* _Goal_
Set out each line from the following listing that includes the word "obračunskog".
* BEGIN Records *
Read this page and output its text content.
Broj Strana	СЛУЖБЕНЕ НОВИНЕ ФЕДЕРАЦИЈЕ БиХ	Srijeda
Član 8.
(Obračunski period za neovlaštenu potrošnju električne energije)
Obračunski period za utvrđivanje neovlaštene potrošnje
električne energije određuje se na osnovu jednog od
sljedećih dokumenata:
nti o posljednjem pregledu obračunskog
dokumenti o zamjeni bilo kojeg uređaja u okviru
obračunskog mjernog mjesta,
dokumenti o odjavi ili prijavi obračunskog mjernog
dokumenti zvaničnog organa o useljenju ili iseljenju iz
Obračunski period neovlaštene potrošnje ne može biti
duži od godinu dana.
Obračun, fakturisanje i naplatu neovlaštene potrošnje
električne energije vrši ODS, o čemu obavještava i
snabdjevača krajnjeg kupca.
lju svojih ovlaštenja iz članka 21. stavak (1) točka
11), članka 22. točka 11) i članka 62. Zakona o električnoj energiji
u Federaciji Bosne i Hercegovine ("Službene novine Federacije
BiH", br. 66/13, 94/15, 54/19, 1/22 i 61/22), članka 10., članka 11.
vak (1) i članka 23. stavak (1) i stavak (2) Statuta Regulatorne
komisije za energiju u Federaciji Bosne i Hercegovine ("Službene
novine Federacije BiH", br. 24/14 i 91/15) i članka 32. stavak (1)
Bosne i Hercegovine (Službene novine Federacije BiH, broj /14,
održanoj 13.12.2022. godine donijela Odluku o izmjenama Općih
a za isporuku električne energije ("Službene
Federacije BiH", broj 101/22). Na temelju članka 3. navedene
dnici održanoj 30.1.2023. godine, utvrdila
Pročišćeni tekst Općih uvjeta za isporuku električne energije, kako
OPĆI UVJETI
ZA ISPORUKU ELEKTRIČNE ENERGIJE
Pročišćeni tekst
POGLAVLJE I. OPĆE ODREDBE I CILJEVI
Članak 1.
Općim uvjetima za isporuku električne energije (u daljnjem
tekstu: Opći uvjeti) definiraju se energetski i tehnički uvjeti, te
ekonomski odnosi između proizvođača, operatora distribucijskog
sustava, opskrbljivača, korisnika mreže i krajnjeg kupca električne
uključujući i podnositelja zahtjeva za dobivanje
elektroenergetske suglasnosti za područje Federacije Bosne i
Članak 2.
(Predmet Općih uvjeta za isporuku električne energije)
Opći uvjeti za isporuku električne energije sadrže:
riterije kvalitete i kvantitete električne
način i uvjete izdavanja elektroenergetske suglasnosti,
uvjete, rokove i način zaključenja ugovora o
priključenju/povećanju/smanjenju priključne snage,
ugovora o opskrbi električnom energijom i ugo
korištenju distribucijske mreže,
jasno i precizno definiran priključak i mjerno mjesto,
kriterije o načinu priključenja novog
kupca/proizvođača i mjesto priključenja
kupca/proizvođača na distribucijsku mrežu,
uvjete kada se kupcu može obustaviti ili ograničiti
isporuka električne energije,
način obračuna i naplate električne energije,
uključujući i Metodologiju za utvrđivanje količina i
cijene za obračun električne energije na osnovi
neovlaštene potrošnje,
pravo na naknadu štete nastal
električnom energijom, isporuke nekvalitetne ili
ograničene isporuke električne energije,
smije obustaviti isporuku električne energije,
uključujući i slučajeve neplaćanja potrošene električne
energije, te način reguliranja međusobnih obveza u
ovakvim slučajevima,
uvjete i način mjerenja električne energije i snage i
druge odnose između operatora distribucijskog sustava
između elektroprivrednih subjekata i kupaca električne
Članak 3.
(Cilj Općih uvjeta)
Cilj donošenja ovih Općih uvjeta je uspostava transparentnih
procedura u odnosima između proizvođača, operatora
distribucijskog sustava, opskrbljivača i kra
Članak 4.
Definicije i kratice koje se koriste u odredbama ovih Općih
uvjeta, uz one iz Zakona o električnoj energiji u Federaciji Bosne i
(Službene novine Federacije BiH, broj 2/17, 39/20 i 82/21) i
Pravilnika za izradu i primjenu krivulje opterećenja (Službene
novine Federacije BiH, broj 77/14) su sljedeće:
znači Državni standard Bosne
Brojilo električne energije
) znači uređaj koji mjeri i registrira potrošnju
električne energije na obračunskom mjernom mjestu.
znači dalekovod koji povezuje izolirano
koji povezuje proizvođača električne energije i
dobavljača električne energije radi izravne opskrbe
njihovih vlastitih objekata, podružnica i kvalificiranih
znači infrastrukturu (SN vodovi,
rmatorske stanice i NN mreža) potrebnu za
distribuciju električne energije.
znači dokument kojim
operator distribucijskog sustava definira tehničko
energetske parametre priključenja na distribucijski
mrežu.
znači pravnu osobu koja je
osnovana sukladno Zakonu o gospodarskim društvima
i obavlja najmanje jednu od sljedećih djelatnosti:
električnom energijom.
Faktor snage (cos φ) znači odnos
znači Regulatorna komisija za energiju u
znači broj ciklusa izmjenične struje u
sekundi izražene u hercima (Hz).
* END Records *
* _Exercise answer_
nti o posljednjem pregledu obračunskog
obračunskog mjernog mjesta,
dokumenti o odjavi ili prijavi obračunskog mjernog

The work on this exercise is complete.